Look below and pull out each line with the word "children".

==== Data for the task ====

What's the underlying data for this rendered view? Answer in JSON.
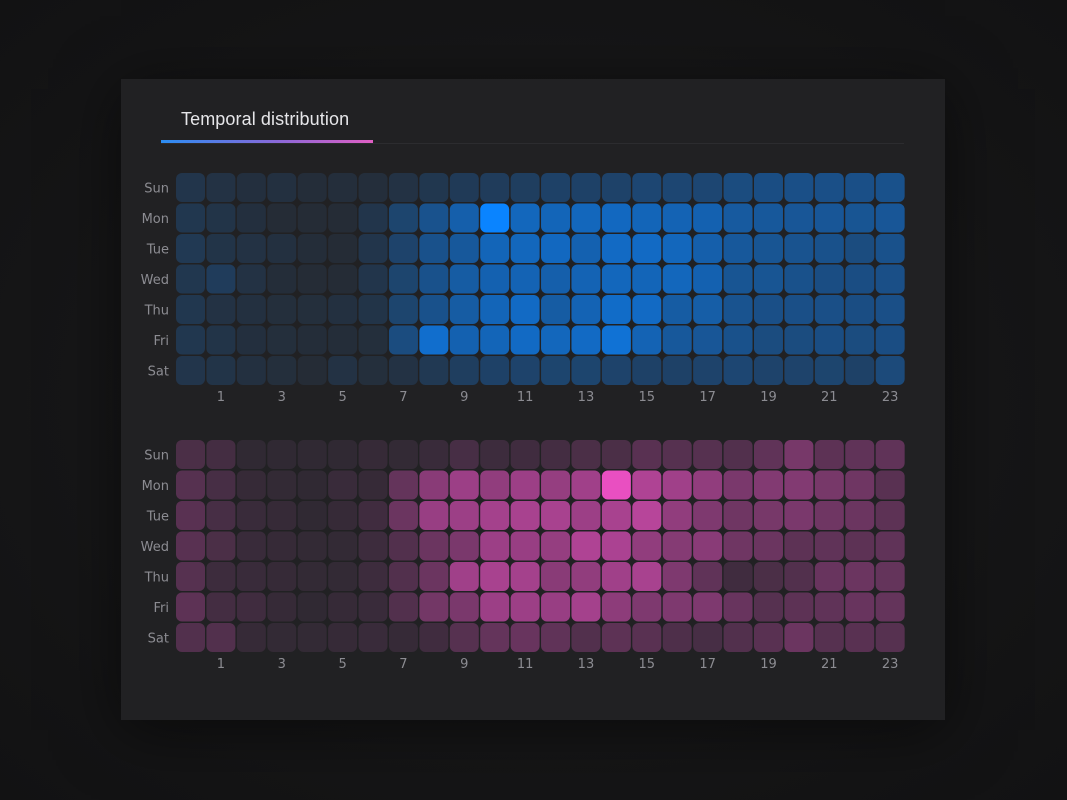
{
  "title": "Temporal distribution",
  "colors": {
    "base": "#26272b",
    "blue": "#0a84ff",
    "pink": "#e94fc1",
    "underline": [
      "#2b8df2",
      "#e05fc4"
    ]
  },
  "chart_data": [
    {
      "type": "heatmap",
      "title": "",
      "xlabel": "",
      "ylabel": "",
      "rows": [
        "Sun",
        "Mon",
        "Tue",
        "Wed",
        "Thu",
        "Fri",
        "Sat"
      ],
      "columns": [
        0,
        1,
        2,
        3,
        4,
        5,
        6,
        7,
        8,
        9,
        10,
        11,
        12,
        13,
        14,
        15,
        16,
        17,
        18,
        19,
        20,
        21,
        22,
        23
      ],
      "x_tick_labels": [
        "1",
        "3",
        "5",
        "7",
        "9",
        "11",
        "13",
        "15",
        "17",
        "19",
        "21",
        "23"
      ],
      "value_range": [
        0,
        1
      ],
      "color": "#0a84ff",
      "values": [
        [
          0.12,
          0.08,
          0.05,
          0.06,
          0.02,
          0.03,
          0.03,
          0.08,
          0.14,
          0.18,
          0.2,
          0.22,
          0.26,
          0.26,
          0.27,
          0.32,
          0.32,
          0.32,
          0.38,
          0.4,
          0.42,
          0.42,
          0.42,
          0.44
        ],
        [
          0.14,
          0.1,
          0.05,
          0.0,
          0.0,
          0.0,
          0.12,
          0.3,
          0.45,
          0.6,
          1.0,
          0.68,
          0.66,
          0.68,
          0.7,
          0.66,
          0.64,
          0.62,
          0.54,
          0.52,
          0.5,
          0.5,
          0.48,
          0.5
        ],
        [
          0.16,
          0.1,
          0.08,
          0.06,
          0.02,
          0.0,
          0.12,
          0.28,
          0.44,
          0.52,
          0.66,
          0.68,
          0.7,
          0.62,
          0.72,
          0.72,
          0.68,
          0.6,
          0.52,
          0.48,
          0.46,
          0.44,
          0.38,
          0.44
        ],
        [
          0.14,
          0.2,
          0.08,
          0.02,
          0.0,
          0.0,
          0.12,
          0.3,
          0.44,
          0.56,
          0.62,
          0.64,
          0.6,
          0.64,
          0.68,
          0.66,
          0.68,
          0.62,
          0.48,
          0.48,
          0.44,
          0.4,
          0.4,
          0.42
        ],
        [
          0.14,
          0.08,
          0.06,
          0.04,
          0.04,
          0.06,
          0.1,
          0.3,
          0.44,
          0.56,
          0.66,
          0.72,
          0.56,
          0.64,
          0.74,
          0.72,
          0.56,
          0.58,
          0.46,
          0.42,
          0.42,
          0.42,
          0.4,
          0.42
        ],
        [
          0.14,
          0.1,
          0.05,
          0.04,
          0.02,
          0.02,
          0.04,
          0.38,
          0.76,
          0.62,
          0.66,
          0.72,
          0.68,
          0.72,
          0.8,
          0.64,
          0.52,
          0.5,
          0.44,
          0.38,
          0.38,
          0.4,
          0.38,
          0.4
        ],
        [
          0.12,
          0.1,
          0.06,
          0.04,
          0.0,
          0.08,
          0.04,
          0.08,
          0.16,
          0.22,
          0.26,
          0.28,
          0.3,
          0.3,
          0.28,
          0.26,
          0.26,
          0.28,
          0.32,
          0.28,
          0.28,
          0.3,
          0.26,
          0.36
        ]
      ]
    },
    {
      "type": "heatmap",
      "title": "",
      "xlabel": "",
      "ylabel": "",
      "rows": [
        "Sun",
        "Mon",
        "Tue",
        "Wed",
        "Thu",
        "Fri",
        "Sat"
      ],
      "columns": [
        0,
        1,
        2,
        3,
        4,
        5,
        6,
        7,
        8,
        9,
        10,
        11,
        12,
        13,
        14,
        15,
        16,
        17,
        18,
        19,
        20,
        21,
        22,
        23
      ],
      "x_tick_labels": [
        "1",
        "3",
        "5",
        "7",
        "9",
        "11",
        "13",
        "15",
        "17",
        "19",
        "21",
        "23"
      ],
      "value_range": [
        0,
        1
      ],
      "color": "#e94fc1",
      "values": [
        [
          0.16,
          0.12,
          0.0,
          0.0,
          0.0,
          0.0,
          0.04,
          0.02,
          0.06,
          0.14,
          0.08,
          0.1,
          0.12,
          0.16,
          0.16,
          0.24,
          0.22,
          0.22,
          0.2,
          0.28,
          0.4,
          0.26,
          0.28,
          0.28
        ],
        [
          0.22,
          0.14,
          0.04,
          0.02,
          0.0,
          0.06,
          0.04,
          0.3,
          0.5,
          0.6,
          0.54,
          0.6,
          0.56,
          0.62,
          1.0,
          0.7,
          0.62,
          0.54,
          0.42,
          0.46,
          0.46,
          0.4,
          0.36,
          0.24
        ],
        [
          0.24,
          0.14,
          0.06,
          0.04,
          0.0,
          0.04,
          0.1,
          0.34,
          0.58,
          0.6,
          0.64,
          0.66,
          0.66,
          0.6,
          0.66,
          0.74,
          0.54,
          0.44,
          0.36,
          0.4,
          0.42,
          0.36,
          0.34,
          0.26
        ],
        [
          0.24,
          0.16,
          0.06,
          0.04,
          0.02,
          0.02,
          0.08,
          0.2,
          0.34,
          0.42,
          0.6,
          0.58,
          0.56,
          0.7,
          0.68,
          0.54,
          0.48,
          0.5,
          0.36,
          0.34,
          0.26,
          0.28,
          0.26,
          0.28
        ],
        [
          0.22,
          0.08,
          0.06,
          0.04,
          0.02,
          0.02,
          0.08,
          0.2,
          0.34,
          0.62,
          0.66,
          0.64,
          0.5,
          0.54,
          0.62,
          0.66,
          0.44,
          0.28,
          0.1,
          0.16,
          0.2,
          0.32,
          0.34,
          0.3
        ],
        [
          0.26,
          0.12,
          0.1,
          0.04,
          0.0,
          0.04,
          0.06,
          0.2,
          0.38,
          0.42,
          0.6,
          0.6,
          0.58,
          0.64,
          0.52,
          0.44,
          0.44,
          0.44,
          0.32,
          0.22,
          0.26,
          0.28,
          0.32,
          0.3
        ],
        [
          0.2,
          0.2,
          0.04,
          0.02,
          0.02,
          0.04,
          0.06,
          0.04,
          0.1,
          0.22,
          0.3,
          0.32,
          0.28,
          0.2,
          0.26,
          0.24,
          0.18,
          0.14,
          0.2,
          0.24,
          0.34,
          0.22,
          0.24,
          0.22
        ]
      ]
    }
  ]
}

====
==== Data for the task ====

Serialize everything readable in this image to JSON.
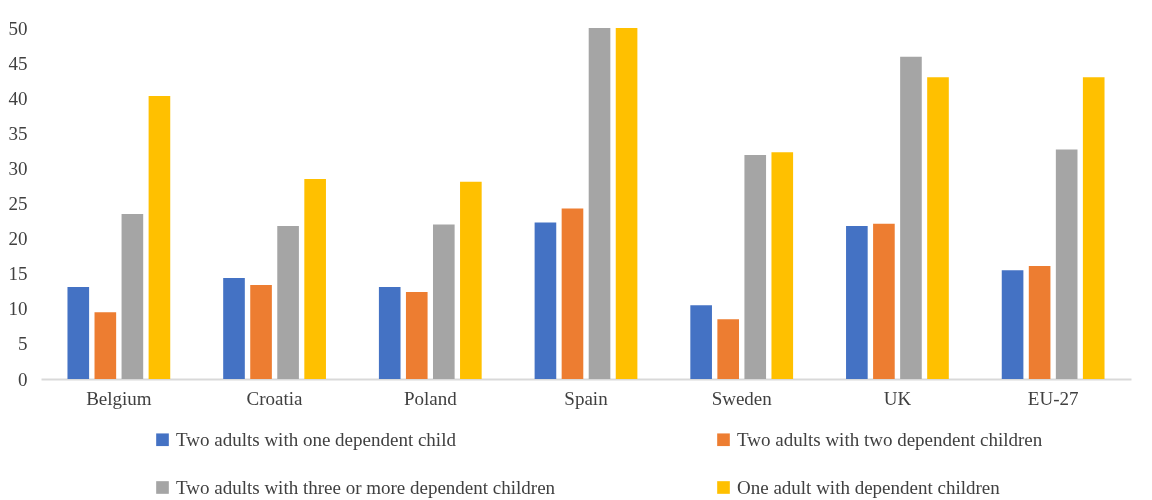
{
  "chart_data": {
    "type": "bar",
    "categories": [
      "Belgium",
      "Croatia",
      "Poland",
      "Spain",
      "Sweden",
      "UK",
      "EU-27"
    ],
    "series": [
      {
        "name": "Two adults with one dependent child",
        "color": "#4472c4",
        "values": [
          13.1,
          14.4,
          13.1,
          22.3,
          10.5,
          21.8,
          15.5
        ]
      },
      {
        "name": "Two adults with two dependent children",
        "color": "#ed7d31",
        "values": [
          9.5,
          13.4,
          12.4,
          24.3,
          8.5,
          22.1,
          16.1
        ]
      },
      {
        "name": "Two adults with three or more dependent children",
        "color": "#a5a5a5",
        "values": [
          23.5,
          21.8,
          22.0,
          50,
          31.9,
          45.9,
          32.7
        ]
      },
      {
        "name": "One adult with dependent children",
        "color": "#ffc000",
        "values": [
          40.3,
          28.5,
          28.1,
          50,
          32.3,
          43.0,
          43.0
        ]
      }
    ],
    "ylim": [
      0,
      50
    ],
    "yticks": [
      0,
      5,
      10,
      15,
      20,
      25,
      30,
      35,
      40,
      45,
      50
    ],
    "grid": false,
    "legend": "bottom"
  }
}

====

(Answer for the task)
        "name": "Two adults with two dependent children",
        "name": "Two adults with three or more dependent children",
        "name": "One adult with dependent children",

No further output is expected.